• _EXERCISE OBJECTIVE_:
List each line in which the string "要加强供销社文化建设" appears.

┄┄┄┄┄┄

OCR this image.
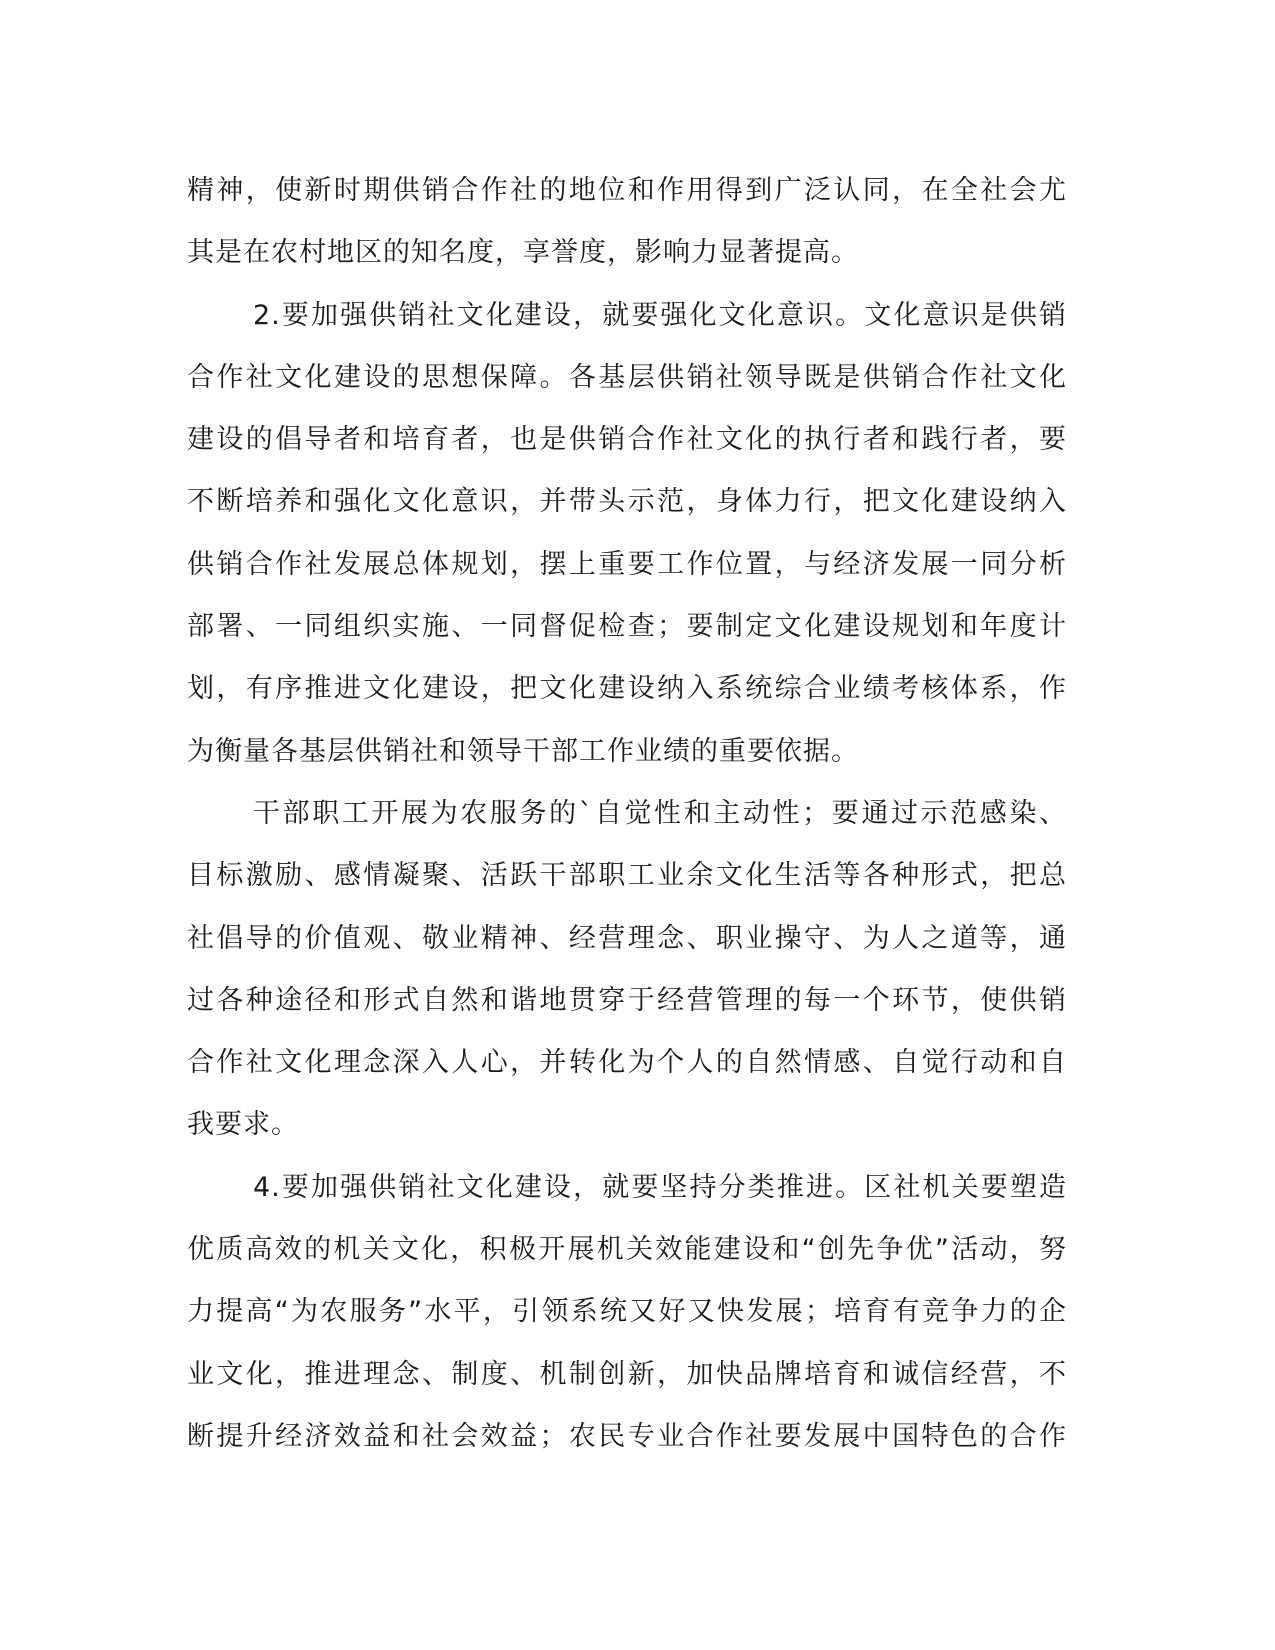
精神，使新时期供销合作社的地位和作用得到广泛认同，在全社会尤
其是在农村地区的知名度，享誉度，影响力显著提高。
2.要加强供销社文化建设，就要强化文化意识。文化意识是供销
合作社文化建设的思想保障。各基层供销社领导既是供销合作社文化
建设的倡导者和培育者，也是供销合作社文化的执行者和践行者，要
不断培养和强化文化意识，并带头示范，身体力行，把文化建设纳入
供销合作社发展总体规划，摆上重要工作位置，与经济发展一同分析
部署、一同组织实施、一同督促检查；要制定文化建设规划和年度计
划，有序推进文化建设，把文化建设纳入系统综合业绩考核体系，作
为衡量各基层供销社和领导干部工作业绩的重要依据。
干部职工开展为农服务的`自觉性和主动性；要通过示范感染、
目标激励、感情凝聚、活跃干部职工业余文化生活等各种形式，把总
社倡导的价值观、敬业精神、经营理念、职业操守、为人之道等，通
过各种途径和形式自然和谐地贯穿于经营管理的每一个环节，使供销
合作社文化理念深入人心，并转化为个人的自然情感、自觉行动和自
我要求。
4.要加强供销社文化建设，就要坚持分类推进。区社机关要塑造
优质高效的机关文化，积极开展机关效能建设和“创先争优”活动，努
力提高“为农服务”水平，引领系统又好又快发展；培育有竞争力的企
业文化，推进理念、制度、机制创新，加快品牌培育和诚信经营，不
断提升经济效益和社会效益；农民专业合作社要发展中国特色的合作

┄┄┄┄┄┄

• _WRITTEN SOLUTION_:
2.要加强供销社文化建设，就要强化文化意识。文化意识是供销
4.要加强供销社文化建设，就要坚持分类推进。区社机关要塑造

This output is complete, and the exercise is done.